ACTIVITY A: From the airborne sensor operator passage, list every factor it gives that can make hourly wages or salaries vary.
ACTIVITY B: Decide whether each statement agrees with the airborne sensor operator passage, and back each yes or no with its deciding words quoted from the passage: (i) Benefits are commonly offered at smaller firms. (ii) Average pay is $20 to $30 an hour. (iii) The work follows a routine 9 to 5, Monday through Friday schedule.
ACTIVITY C: Copy the section of the airborne sensor operator passage that starts at "Here are six" and ends at "experience, and benefits.".

DOCUMENT PASSAGE:

++++

The Wrong Reasons for Becoming an Airborne Sensor Operator (ASO)

Here are six bad reasons to become an ASO:

For the $ - If you’re looking to make the “Big Bucks!” you’re going to be disappointed. On average and across the different industry sectors (Commercial, Public Safety, Defense), sensor operators are paid hourly in smaller firms and a salary in larger organizations. Benefits are rare but usually offered at the larger agencies or companies. Average pay is $20 to $30 an hour, and the average salary for airborne sensor operator jobs is $41,000 to $54,000. However, the average airborne sensor operator hourly wages or salaries can vary greatly due to company, location, industry, experience, and benefits.

For the Reputation – If you’re looking for a profession that everyone from your mother to your kids’ soccer coach knows, go to medical or law school. The only people who will know what you do for a living is your fellow ASOs and aircrew members. If you do decide to become an ASO, anticipate spending 30 min (per person who asks) explaining what you do for a living at your next neighborhood BBQ, even then you’ll leave them either bored or confused.

For the Tributes – If you’re looking to get the credit of being the primary person on the aircrew that makes or breaks the mission, join the “Me, Me Club.” The typical professional ASO is the “unsung invisible hero” who constantly applies his skills beyond odds and gets patent answers of “Thanks!” The real praises come from “You” who knows what is required, how to get it done, and what it means to others!

For the Awesome Schedule – If you’re looking for a routine 9 to 5 Monday through Friday job routine, join the slug commutator world! The nature of this profession is flexibility, on-call and sustaining short, hectic periods of running collection operations and processing data – End!

++++

GIVEN RECORDS:
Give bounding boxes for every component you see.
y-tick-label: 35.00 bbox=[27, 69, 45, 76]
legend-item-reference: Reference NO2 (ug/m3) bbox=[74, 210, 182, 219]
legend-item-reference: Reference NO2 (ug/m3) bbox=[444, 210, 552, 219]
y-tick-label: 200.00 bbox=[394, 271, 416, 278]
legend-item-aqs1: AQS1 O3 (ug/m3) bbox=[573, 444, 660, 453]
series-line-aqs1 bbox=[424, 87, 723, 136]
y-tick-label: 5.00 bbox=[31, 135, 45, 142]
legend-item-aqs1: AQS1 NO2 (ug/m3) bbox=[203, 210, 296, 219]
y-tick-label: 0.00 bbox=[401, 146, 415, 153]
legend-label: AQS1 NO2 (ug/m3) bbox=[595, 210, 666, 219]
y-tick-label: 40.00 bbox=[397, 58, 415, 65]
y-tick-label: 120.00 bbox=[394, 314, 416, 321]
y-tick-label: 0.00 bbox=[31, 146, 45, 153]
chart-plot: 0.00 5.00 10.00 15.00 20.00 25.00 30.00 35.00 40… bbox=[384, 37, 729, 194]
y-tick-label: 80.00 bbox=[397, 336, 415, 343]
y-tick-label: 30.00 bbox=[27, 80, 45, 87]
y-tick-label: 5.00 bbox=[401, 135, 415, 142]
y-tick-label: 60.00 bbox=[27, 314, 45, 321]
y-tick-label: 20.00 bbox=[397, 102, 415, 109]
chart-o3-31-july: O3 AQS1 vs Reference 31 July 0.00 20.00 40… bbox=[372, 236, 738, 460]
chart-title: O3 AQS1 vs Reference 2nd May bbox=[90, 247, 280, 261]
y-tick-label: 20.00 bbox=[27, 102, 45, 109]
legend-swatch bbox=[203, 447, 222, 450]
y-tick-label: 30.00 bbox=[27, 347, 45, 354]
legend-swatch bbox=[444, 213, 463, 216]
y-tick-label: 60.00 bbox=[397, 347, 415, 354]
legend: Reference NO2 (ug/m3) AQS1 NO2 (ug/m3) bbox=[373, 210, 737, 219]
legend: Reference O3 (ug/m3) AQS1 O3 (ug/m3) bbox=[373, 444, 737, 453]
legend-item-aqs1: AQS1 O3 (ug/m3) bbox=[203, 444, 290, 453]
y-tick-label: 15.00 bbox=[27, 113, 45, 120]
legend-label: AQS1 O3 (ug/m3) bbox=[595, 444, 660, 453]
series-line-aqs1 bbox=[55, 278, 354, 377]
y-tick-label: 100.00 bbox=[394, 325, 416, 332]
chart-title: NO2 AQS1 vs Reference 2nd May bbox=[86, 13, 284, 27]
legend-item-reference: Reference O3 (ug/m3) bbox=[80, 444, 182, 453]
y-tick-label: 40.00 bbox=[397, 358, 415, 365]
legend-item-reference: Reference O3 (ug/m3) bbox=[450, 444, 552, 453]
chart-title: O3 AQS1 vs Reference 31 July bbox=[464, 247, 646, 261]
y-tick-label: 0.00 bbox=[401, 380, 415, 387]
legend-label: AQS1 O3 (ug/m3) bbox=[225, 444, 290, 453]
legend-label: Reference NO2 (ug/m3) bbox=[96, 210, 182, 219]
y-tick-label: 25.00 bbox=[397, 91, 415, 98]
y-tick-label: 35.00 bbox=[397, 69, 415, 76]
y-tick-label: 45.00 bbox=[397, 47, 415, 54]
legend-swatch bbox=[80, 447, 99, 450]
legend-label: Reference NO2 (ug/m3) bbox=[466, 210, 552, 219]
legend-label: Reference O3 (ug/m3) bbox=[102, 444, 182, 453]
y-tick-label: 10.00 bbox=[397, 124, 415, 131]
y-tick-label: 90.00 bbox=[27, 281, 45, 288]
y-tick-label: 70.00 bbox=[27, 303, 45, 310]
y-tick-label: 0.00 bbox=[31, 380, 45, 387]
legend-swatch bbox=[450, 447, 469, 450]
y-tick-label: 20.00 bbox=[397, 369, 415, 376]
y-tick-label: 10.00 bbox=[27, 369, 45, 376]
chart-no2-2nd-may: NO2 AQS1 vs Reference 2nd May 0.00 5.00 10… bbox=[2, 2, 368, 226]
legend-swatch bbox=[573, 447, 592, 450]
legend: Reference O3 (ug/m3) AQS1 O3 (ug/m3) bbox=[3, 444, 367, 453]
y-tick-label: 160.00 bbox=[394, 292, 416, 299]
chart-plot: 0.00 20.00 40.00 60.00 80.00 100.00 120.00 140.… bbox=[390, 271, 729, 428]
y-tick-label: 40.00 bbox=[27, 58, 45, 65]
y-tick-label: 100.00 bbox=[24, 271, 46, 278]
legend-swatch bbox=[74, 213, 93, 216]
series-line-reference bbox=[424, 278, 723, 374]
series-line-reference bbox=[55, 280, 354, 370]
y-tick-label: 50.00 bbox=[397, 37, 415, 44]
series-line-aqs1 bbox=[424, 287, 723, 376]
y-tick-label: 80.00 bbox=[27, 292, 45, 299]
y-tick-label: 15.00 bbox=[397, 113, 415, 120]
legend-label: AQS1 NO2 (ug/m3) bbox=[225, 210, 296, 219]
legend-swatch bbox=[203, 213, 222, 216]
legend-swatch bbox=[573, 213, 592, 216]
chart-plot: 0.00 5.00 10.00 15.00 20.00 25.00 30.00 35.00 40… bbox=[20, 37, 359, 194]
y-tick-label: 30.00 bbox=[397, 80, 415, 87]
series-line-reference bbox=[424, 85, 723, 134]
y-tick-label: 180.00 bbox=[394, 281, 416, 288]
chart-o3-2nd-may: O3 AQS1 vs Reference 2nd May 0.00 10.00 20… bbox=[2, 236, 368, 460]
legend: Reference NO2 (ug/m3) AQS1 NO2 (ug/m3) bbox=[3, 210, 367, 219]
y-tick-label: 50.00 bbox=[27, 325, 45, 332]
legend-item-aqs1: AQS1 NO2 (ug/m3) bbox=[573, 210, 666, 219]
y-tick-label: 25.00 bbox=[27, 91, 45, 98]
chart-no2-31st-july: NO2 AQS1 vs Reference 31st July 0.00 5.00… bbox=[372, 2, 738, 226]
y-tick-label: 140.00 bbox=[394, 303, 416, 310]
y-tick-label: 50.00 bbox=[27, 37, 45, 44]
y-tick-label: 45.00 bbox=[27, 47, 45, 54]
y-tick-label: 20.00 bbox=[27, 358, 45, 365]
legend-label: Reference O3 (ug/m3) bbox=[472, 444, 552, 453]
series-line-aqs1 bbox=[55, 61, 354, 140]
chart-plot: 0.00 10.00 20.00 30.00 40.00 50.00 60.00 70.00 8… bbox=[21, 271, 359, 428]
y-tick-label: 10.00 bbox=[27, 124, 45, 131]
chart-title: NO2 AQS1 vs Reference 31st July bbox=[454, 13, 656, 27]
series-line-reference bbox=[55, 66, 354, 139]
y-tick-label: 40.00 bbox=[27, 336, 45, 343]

++++

WORKED SOLUTION A: company, location, industry, experience, benefits

WORKED SOLUTION B:
(i) No: "Benefits are rare but usually offered at the larger agencies or companies."
(ii) Yes: "Average pay is $20 to $30 an hour"
(iii) No: "The nature of this profession is flexibility, on-call and sustaining short, hectic periods of running collection operations and processing data"

WORKED SOLUTION C:
Here are six bad reasons to become an ASO:

For the $ - If you’re looking to make the “Big Bucks!” you’re going to be disappointed. On average and across the different industry sectors (Commercial, Public Safety, Defense), sensor operators are paid hourly in smaller firms and a salary in larger organizations. Benefits are rare but usually offered at the larger agencies or companies. Average pay is $20 to $30 an hour, and the average salary for airborne sensor operator jobs is $41,000 to $54,000. However, the average airborne sensor operator hourly wages or salaries can vary greatly due to company, location, industry, experience, and benefits.